● **PROBLEM TO SOLVE**: Identify the lines that contain the string "среди", then copy each of them.

● **STORED ROWS**:
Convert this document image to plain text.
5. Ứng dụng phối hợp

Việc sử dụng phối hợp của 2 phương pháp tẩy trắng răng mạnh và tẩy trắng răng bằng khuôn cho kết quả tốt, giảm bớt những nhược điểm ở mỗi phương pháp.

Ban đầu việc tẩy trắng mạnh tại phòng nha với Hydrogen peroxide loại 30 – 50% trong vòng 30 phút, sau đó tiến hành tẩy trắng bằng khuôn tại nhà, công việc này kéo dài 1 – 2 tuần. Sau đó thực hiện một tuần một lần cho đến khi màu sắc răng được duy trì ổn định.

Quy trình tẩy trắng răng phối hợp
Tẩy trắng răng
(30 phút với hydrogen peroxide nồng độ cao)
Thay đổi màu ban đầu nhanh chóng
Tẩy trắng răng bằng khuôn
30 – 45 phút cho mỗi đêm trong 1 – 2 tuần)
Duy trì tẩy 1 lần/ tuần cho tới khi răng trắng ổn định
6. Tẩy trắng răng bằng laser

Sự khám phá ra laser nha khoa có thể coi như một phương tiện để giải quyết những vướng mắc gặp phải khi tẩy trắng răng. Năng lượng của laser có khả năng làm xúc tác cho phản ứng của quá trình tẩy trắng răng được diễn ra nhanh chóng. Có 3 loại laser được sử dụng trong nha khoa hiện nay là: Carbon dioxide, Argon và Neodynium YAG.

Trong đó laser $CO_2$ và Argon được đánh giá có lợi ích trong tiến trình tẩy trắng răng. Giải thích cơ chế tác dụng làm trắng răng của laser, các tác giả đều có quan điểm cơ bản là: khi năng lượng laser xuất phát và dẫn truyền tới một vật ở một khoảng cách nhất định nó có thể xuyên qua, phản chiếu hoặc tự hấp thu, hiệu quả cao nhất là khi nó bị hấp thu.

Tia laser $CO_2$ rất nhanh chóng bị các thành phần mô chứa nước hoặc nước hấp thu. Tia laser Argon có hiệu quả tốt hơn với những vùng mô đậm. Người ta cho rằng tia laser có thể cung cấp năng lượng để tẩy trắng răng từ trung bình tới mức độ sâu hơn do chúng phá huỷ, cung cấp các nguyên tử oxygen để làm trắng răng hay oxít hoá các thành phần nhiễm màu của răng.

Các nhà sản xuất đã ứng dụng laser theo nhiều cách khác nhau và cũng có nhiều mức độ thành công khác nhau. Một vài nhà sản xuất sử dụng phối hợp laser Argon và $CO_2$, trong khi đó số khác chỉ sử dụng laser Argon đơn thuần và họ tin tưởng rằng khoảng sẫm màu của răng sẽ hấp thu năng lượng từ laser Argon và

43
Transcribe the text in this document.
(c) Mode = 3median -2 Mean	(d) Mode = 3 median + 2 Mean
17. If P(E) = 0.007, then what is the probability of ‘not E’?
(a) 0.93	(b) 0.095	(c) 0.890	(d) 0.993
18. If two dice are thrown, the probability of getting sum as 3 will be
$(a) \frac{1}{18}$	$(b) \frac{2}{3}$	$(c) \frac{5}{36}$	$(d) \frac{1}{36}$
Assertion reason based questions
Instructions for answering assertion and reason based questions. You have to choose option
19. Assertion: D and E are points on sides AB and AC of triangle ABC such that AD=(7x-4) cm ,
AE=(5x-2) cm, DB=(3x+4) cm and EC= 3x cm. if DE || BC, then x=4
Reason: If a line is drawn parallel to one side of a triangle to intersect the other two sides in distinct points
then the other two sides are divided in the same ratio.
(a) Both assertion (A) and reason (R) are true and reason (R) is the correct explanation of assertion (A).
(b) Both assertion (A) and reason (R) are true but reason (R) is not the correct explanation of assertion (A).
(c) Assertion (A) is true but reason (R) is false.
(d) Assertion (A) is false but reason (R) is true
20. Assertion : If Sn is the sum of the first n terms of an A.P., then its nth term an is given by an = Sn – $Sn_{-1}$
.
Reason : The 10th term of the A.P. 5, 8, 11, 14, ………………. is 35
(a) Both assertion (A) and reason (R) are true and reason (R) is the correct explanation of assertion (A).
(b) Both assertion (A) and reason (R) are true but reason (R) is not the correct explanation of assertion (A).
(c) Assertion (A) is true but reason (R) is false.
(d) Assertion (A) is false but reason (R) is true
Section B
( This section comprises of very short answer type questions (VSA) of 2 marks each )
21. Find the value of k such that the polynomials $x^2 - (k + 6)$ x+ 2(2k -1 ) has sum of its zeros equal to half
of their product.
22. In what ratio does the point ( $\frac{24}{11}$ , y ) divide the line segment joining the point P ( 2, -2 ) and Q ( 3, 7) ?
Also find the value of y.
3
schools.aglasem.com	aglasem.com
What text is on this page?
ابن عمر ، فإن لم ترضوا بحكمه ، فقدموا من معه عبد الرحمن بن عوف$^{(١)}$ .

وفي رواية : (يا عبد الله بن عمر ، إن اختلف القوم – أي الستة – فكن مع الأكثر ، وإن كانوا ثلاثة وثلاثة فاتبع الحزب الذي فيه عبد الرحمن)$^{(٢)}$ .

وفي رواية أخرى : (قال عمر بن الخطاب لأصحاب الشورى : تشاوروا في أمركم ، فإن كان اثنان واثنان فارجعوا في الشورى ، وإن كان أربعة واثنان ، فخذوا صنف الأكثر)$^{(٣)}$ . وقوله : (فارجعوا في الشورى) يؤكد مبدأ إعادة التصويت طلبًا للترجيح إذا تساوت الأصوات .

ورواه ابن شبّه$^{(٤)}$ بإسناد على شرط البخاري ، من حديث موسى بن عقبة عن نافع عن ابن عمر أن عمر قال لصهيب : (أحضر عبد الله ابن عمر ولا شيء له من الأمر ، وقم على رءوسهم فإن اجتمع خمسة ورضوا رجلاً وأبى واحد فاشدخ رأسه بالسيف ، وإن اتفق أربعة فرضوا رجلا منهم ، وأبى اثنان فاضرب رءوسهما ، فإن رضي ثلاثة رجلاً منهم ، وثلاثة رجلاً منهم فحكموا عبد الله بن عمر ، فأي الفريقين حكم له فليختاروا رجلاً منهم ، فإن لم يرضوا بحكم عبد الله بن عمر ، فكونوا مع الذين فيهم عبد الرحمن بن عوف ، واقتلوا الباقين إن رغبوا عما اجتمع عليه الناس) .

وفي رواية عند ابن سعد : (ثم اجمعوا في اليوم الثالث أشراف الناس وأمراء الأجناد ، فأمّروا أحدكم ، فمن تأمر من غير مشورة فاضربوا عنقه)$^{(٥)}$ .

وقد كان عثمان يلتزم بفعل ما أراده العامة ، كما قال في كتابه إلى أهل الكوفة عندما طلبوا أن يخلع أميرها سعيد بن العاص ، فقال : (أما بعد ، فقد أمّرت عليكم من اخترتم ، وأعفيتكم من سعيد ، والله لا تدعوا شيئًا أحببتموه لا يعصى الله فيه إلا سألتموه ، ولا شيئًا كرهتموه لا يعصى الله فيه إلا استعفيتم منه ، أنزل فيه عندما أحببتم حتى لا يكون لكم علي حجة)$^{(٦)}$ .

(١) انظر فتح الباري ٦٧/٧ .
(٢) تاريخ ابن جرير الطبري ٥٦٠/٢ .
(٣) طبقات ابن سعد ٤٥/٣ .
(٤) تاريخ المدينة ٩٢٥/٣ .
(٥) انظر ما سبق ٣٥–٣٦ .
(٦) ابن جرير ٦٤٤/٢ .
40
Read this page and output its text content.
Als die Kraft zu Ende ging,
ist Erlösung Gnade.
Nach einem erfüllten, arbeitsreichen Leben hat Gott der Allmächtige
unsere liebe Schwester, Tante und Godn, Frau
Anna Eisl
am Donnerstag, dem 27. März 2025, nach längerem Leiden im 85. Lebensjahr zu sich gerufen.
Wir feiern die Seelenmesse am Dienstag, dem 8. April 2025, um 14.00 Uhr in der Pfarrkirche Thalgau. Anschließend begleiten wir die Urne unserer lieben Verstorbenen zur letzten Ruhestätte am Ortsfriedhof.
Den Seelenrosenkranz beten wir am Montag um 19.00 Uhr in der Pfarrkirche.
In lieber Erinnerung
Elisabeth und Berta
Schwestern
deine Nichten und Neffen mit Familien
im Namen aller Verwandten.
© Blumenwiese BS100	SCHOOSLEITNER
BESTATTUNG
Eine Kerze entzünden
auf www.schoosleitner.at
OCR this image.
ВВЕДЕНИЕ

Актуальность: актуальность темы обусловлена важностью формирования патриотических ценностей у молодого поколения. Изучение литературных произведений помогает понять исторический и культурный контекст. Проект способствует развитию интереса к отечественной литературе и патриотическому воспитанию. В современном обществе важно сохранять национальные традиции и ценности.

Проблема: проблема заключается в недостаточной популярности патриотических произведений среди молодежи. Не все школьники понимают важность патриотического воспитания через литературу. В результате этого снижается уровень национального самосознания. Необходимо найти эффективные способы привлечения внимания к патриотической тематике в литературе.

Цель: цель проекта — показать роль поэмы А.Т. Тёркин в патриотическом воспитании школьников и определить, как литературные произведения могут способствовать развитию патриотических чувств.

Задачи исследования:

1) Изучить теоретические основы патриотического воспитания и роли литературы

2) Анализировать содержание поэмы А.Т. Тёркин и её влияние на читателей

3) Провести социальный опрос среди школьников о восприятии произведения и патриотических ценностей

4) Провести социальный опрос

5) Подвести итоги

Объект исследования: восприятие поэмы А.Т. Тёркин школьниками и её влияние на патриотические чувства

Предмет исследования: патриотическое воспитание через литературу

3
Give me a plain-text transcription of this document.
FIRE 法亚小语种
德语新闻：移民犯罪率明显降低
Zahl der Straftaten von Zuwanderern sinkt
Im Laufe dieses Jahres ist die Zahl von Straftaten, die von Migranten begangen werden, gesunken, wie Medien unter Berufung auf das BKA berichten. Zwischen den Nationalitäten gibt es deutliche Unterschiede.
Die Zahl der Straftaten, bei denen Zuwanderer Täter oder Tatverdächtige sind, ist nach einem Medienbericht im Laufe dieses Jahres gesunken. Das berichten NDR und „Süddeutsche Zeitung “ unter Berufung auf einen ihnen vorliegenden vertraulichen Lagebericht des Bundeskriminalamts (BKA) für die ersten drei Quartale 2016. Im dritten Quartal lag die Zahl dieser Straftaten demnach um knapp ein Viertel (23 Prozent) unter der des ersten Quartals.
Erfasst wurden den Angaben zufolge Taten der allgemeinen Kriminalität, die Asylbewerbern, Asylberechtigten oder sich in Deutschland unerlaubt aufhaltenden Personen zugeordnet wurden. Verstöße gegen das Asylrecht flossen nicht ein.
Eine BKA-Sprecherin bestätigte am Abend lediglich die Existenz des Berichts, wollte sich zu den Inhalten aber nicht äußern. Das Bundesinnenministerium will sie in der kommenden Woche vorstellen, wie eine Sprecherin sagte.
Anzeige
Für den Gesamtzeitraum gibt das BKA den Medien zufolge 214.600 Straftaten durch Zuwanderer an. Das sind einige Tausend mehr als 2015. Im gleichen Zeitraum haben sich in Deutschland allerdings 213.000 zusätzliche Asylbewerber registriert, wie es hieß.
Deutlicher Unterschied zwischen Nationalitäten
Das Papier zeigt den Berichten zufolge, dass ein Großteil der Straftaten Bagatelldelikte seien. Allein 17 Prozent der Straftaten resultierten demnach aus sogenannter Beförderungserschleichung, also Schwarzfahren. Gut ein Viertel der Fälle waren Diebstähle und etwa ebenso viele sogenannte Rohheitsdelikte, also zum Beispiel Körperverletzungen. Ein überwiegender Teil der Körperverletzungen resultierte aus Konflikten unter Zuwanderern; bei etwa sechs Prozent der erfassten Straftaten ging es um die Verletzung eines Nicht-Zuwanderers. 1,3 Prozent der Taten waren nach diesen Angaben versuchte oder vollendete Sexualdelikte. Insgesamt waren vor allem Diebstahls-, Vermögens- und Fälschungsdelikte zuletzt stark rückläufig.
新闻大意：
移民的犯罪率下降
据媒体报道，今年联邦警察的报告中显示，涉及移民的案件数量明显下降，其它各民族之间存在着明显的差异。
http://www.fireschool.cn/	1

● **WRITTEN SOLUTION**:
Проблема: проблема заключается в недостаточной популярности патриотических произведений среди молодежи. Не все школьники понимают важность патриотического воспитания через литературу. В результате этого снижается уровень национального самосознания. Необходимо найти эффективные способы привлечения внимания к патриотической тематике в литературе.
3) Провести социальный опрос среди школьников о восприятии произведения и патриотических ценностей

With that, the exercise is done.